What is needed = Give back the records below exactly, every one, with no pictures.

Entries shown =
>>
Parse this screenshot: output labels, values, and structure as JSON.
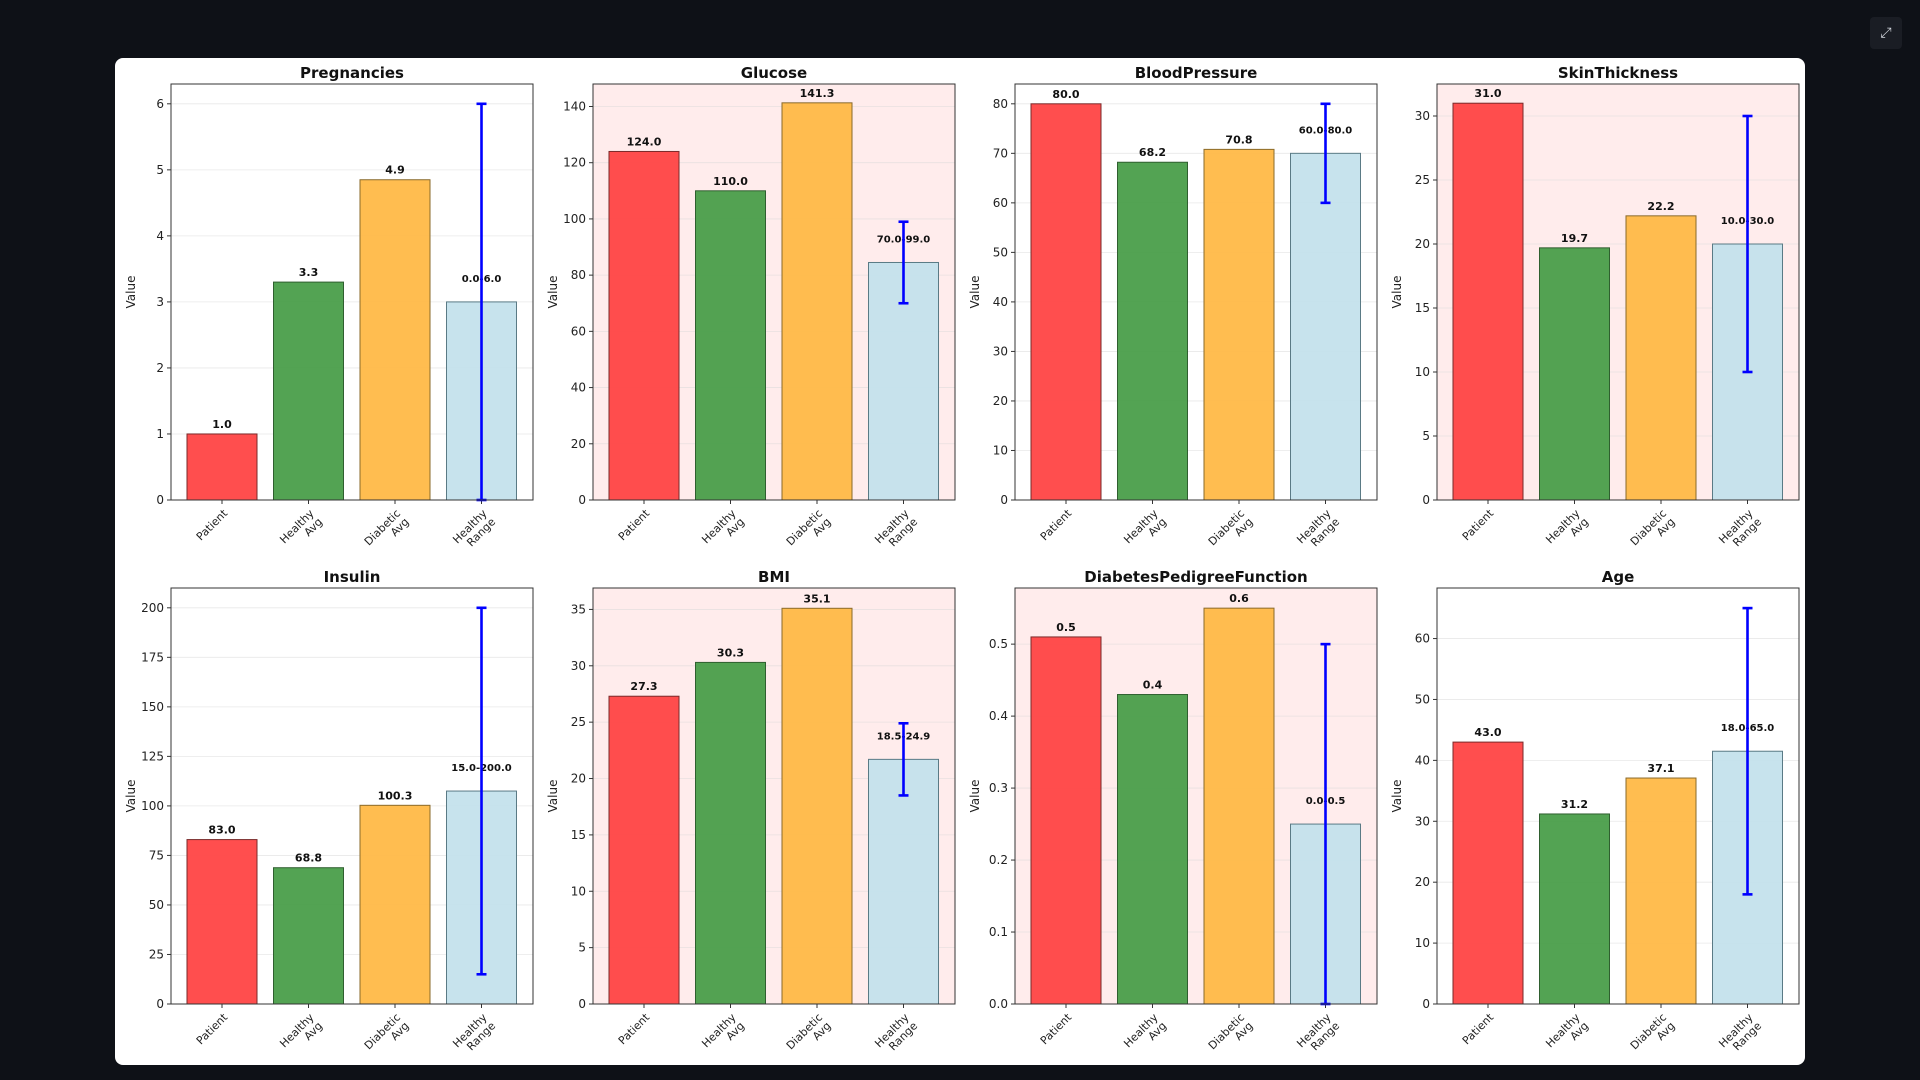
{
  "toolbar": {
    "exit_fullscreen_icon": "exit-fullscreen-icon"
  },
  "colors": {
    "patient": "#ff4444",
    "healthy_avg": "#4a9e4a",
    "diabetic_avg": "#ffb947",
    "healthy_range": "#c4e2ec",
    "error_bar": "#0000ff",
    "abnormal_background": "#ffecec"
  },
  "chart_data": [
    {
      "type": "bar",
      "title": "Pregnancies",
      "ylabel": "Value",
      "categories": [
        [
          "Patient"
        ],
        [
          "Healthy",
          "Avg"
        ],
        [
          "Diabetic",
          "Avg"
        ],
        [
          "Healthy",
          "Range"
        ]
      ],
      "values": [
        1.0,
        3.3,
        4.85,
        3.0
      ],
      "value_labels": [
        "1.0",
        "3.3",
        "4.9",
        "0.0-6.0"
      ],
      "range": [
        0,
        6
      ],
      "ylim": [
        0,
        6.3
      ],
      "yticks": [
        0,
        1,
        2,
        3,
        4,
        5,
        6
      ],
      "abnormal": false
    },
    {
      "type": "bar",
      "title": "Glucose",
      "ylabel": "Value",
      "categories": [
        [
          "Patient"
        ],
        [
          "Healthy",
          "Avg"
        ],
        [
          "Diabetic",
          "Avg"
        ],
        [
          "Healthy",
          "Range"
        ]
      ],
      "values": [
        124.0,
        110.0,
        141.3,
        84.5
      ],
      "value_labels": [
        "124.0",
        "110.0",
        "141.3",
        "70.0-99.0"
      ],
      "range": [
        70,
        99
      ],
      "ylim": [
        0,
        148
      ],
      "yticks": [
        0,
        20,
        40,
        60,
        80,
        100,
        120,
        140
      ],
      "abnormal": true
    },
    {
      "type": "bar",
      "title": "BloodPressure",
      "ylabel": "Value",
      "categories": [
        [
          "Patient"
        ],
        [
          "Healthy",
          "Avg"
        ],
        [
          "Diabetic",
          "Avg"
        ],
        [
          "Healthy",
          "Range"
        ]
      ],
      "values": [
        80.0,
        68.2,
        70.8,
        70.0
      ],
      "value_labels": [
        "80.0",
        "68.2",
        "70.8",
        "60.0-80.0"
      ],
      "range": [
        60,
        80
      ],
      "ylim": [
        0,
        84
      ],
      "yticks": [
        0,
        10,
        20,
        30,
        40,
        50,
        60,
        70,
        80
      ],
      "abnormal": false
    },
    {
      "type": "bar",
      "title": "SkinThickness",
      "ylabel": "Value",
      "categories": [
        [
          "Patient"
        ],
        [
          "Healthy",
          "Avg"
        ],
        [
          "Diabetic",
          "Avg"
        ],
        [
          "Healthy",
          "Range"
        ]
      ],
      "values": [
        31.0,
        19.7,
        22.2,
        20.0
      ],
      "value_labels": [
        "31.0",
        "19.7",
        "22.2",
        "10.0-30.0"
      ],
      "range": [
        10,
        30
      ],
      "ylim": [
        0,
        32.5
      ],
      "yticks": [
        0,
        5,
        10,
        15,
        20,
        25,
        30
      ],
      "abnormal": true
    },
    {
      "type": "bar",
      "title": "Insulin",
      "ylabel": "Value",
      "categories": [
        [
          "Patient"
        ],
        [
          "Healthy",
          "Avg"
        ],
        [
          "Diabetic",
          "Avg"
        ],
        [
          "Healthy",
          "Range"
        ]
      ],
      "values": [
        83.0,
        68.8,
        100.3,
        107.5
      ],
      "value_labels": [
        "83.0",
        "68.8",
        "100.3",
        "15.0-200.0"
      ],
      "range": [
        15,
        200
      ],
      "ylim": [
        0,
        210
      ],
      "yticks": [
        0,
        25,
        50,
        75,
        100,
        125,
        150,
        175,
        200
      ],
      "abnormal": false
    },
    {
      "type": "bar",
      "title": "BMI",
      "ylabel": "Value",
      "categories": [
        [
          "Patient"
        ],
        [
          "Healthy",
          "Avg"
        ],
        [
          "Diabetic",
          "Avg"
        ],
        [
          "Healthy",
          "Range"
        ]
      ],
      "values": [
        27.3,
        30.3,
        35.1,
        21.7
      ],
      "value_labels": [
        "27.3",
        "30.3",
        "35.1",
        "18.5-24.9"
      ],
      "range": [
        18.5,
        24.9
      ],
      "ylim": [
        0,
        36.9
      ],
      "yticks": [
        0,
        5,
        10,
        15,
        20,
        25,
        30,
        35
      ],
      "abnormal": true
    },
    {
      "type": "bar",
      "title": "DiabetesPedigreeFunction",
      "ylabel": "Value",
      "categories": [
        [
          "Patient"
        ],
        [
          "Healthy",
          "Avg"
        ],
        [
          "Diabetic",
          "Avg"
        ],
        [
          "Healthy",
          "Range"
        ]
      ],
      "values": [
        0.51,
        0.43,
        0.55,
        0.25
      ],
      "value_labels": [
        "0.5",
        "0.4",
        "0.6",
        "0.0-0.5"
      ],
      "range": [
        0,
        0.5
      ],
      "ylim": [
        0,
        0.578
      ],
      "yticks": [
        0.0,
        0.1,
        0.2,
        0.3,
        0.4,
        0.5
      ],
      "abnormal": true
    },
    {
      "type": "bar",
      "title": "Age",
      "ylabel": "Value",
      "categories": [
        [
          "Patient"
        ],
        [
          "Healthy",
          "Avg"
        ],
        [
          "Diabetic",
          "Avg"
        ],
        [
          "Healthy",
          "Range"
        ]
      ],
      "values": [
        43.0,
        31.2,
        37.1,
        41.5
      ],
      "value_labels": [
        "43.0",
        "31.2",
        "37.1",
        "18.0-65.0"
      ],
      "range": [
        18,
        65
      ],
      "ylim": [
        0,
        68.3
      ],
      "yticks": [
        0,
        10,
        20,
        30,
        40,
        50,
        60
      ],
      "abnormal": false
    }
  ]
}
<<
Problem solution =
Parse this screenshot: output labels, values, and structure as JSON.
{
  "toolbar": {
    "exit_fullscreen_icon": "exit-fullscreen-icon"
  },
  "colors": {
    "patient": "#ff4444",
    "healthy_avg": "#4a9e4a",
    "diabetic_avg": "#ffb947",
    "healthy_range": "#c4e2ec",
    "error_bar": "#0000ff",
    "abnormal_background": "#ffecec"
  },
  "chart_data": [
    {
      "type": "bar",
      "title": "Pregnancies",
      "ylabel": "Value",
      "categories": [
        [
          "Patient"
        ],
        [
          "Healthy",
          "Avg"
        ],
        [
          "Diabetic",
          "Avg"
        ],
        [
          "Healthy",
          "Range"
        ]
      ],
      "values": [
        1.0,
        3.3,
        4.85,
        3.0
      ],
      "value_labels": [
        "1.0",
        "3.3",
        "4.9",
        "0.0-6.0"
      ],
      "range": [
        0,
        6
      ],
      "ylim": [
        0,
        6.3
      ],
      "yticks": [
        0,
        1,
        2,
        3,
        4,
        5,
        6
      ],
      "abnormal": false
    },
    {
      "type": "bar",
      "title": "Glucose",
      "ylabel": "Value",
      "categories": [
        [
          "Patient"
        ],
        [
          "Healthy",
          "Avg"
        ],
        [
          "Diabetic",
          "Avg"
        ],
        [
          "Healthy",
          "Range"
        ]
      ],
      "values": [
        124.0,
        110.0,
        141.3,
        84.5
      ],
      "value_labels": [
        "124.0",
        "110.0",
        "141.3",
        "70.0-99.0"
      ],
      "range": [
        70,
        99
      ],
      "ylim": [
        0,
        148
      ],
      "yticks": [
        0,
        20,
        40,
        60,
        80,
        100,
        120,
        140
      ],
      "abnormal": true
    },
    {
      "type": "bar",
      "title": "BloodPressure",
      "ylabel": "Value",
      "categories": [
        [
          "Patient"
        ],
        [
          "Healthy",
          "Avg"
        ],
        [
          "Diabetic",
          "Avg"
        ],
        [
          "Healthy",
          "Range"
        ]
      ],
      "values": [
        80.0,
        68.2,
        70.8,
        70.0
      ],
      "value_labels": [
        "80.0",
        "68.2",
        "70.8",
        "60.0-80.0"
      ],
      "range": [
        60,
        80
      ],
      "ylim": [
        0,
        84
      ],
      "yticks": [
        0,
        10,
        20,
        30,
        40,
        50,
        60,
        70,
        80
      ],
      "abnormal": false
    },
    {
      "type": "bar",
      "title": "SkinThickness",
      "ylabel": "Value",
      "categories": [
        [
          "Patient"
        ],
        [
          "Healthy",
          "Avg"
        ],
        [
          "Diabetic",
          "Avg"
        ],
        [
          "Healthy",
          "Range"
        ]
      ],
      "values": [
        31.0,
        19.7,
        22.2,
        20.0
      ],
      "value_labels": [
        "31.0",
        "19.7",
        "22.2",
        "10.0-30.0"
      ],
      "range": [
        10,
        30
      ],
      "ylim": [
        0,
        32.5
      ],
      "yticks": [
        0,
        5,
        10,
        15,
        20,
        25,
        30
      ],
      "abnormal": true
    },
    {
      "type": "bar",
      "title": "Insulin",
      "ylabel": "Value",
      "categories": [
        [
          "Patient"
        ],
        [
          "Healthy",
          "Avg"
        ],
        [
          "Diabetic",
          "Avg"
        ],
        [
          "Healthy",
          "Range"
        ]
      ],
      "values": [
        83.0,
        68.8,
        100.3,
        107.5
      ],
      "value_labels": [
        "83.0",
        "68.8",
        "100.3",
        "15.0-200.0"
      ],
      "range": [
        15,
        200
      ],
      "ylim": [
        0,
        210
      ],
      "yticks": [
        0,
        25,
        50,
        75,
        100,
        125,
        150,
        175,
        200
      ],
      "abnormal": false
    },
    {
      "type": "bar",
      "title": "BMI",
      "ylabel": "Value",
      "categories": [
        [
          "Patient"
        ],
        [
          "Healthy",
          "Avg"
        ],
        [
          "Diabetic",
          "Avg"
        ],
        [
          "Healthy",
          "Range"
        ]
      ],
      "values": [
        27.3,
        30.3,
        35.1,
        21.7
      ],
      "value_labels": [
        "27.3",
        "30.3",
        "35.1",
        "18.5-24.9"
      ],
      "range": [
        18.5,
        24.9
      ],
      "ylim": [
        0,
        36.9
      ],
      "yticks": [
        0,
        5,
        10,
        15,
        20,
        25,
        30,
        35
      ],
      "abnormal": true
    },
    {
      "type": "bar",
      "title": "DiabetesPedigreeFunction",
      "ylabel": "Value",
      "categories": [
        [
          "Patient"
        ],
        [
          "Healthy",
          "Avg"
        ],
        [
          "Diabetic",
          "Avg"
        ],
        [
          "Healthy",
          "Range"
        ]
      ],
      "values": [
        0.51,
        0.43,
        0.55,
        0.25
      ],
      "value_labels": [
        "0.5",
        "0.4",
        "0.6",
        "0.0-0.5"
      ],
      "range": [
        0,
        0.5
      ],
      "ylim": [
        0,
        0.578
      ],
      "yticks": [
        0.0,
        0.1,
        0.2,
        0.3,
        0.4,
        0.5
      ],
      "abnormal": true
    },
    {
      "type": "bar",
      "title": "Age",
      "ylabel": "Value",
      "categories": [
        [
          "Patient"
        ],
        [
          "Healthy",
          "Avg"
        ],
        [
          "Diabetic",
          "Avg"
        ],
        [
          "Healthy",
          "Range"
        ]
      ],
      "values": [
        43.0,
        31.2,
        37.1,
        41.5
      ],
      "value_labels": [
        "43.0",
        "31.2",
        "37.1",
        "18.0-65.0"
      ],
      "range": [
        18,
        65
      ],
      "ylim": [
        0,
        68.3
      ],
      "yticks": [
        0,
        10,
        20,
        30,
        40,
        50,
        60
      ],
      "abnormal": false
    }
  ]
}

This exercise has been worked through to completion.